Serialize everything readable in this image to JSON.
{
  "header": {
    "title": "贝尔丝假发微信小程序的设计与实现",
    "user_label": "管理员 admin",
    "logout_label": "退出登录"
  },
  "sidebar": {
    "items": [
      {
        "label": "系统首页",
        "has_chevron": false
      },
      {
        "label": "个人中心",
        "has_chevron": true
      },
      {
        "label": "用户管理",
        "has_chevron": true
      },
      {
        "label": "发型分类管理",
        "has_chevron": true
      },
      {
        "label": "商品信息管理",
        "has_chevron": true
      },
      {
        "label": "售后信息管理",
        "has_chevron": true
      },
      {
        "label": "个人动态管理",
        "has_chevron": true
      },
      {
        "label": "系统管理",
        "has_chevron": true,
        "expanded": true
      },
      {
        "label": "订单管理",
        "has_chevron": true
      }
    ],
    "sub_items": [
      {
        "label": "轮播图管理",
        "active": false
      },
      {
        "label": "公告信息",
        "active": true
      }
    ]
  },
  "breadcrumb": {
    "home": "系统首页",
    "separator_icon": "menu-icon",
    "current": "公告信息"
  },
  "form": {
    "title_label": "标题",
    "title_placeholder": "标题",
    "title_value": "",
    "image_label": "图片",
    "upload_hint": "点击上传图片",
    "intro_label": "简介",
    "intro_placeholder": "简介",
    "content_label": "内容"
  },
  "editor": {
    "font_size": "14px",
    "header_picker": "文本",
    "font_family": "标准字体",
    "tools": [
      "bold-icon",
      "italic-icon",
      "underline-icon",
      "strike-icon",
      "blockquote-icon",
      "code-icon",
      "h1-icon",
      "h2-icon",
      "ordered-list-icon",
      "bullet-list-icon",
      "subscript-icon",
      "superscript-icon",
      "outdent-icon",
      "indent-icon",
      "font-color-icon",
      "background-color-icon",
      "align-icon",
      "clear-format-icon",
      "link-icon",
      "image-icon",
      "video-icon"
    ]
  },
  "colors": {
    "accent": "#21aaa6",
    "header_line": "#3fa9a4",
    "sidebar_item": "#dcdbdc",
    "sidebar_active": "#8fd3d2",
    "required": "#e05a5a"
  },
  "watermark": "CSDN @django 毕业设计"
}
-------
#### The problem:
Return each entry from the material above exactly as it appears.

#### Exercise answer:
Serialize everything readable in this image to JSON.
{
  "header": {
    "title": "贝尔丝假发微信小程序的设计与实现",
    "user_label": "管理员 admin",
    "logout_label": "退出登录"
  },
  "sidebar": {
    "items": [
      {
        "label": "系统首页",
        "has_chevron": false
      },
      {
        "label": "个人中心",
        "has_chevron": true
      },
      {
        "label": "用户管理",
        "has_chevron": true
      },
      {
        "label": "发型分类管理",
        "has_chevron": true
      },
      {
        "label": "商品信息管理",
        "has_chevron": true
      },
      {
        "label": "售后信息管理",
        "has_chevron": true
      },
      {
        "label": "个人动态管理",
        "has_chevron": true
      },
      {
        "label": "系统管理",
        "has_chevron": true,
        "expanded": true
      },
      {
        "label": "订单管理",
        "has_chevron": true
      }
    ],
    "sub_items": [
      {
        "label": "轮播图管理",
        "active": false
      },
      {
        "label": "公告信息",
        "active": true
      }
    ]
  },
  "breadcrumb": {
    "home": "系统首页",
    "separator_icon": "menu-icon",
    "current": "公告信息"
  },
  "form": {
    "title_label": "标题",
    "title_placeholder": "标题",
    "title_value": "",
    "image_label": "图片",
    "upload_hint": "点击上传图片",
    "intro_label": "简介",
    "intro_placeholder": "简介",
    "content_label": "内容"
  },
  "editor": {
    "font_size": "14px",
    "header_picker": "文本",
    "font_family": "标准字体",
    "tools": [
      "bold-icon",
      "italic-icon",
      "underline-icon",
      "strike-icon",
      "blockquote-icon",
      "code-icon",
      "h1-icon",
      "h2-icon",
      "ordered-list-icon",
      "bullet-list-icon",
      "subscript-icon",
      "superscript-icon",
      "outdent-icon",
      "indent-icon",
      "font-color-icon",
      "background-color-icon",
      "align-icon",
      "clear-format-icon",
      "link-icon",
      "image-icon",
      "video-icon"
    ]
  },
  "colors": {
    "accent": "#21aaa6",
    "header_line": "#3fa9a4",
    "sidebar_item": "#dcdbdc",
    "sidebar_active": "#8fd3d2",
    "required": "#e05a5a"
  },
  "watermark": "CSDN @django 毕业设计"
}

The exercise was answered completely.